**Extracted data entries:**
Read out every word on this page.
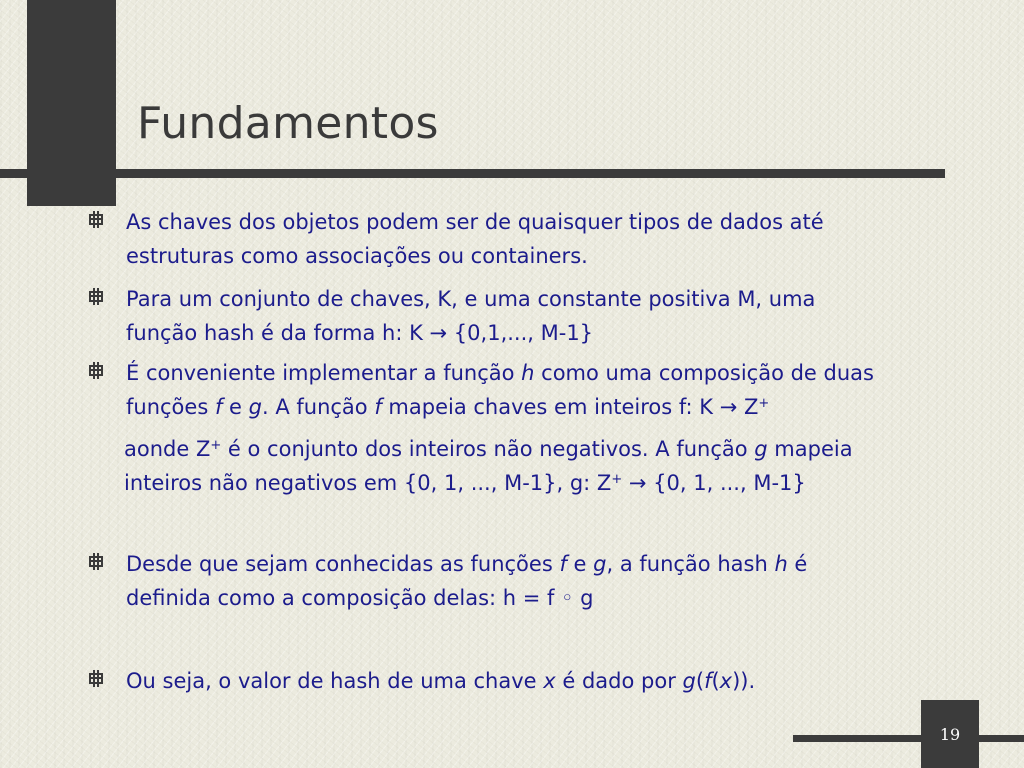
Fundamentos
As chaves dos objetos podem ser de quaisquer tipos de dados até
estruturas como associações ou containers.
Para um conjunto de chaves, K, e uma constante positiva M, uma
função hash é da forma h: K → {0,1,..., M-1}
É conveniente implementar a função h como uma composição de duas
funções f e g. A função f mapeia chaves em inteiros f: K → Z+
aonde Z+ é o conjunto dos inteiros não negativos. A função g mapeia
inteiros não negativos em {0, 1, ..., M-1}, g: Z+ → {0, 1, ..., M-1}
Desde que sejam conhecidas as funções f e g, a função hash h é
definida como a composição delas: h = f ◦ g
Ou seja, o valor de hash de uma chave x é dado por g(f(x)).
19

**Objective:** Copy out every line of the data that includes the word "hash".

**Task answer:**
função hash é da forma h: K → {0,1,..., M-1}
Desde que sejam conhecidas as funções f e g, a função hash h é
Ou seja, o valor de hash de uma chave x é dado por g(f(x)).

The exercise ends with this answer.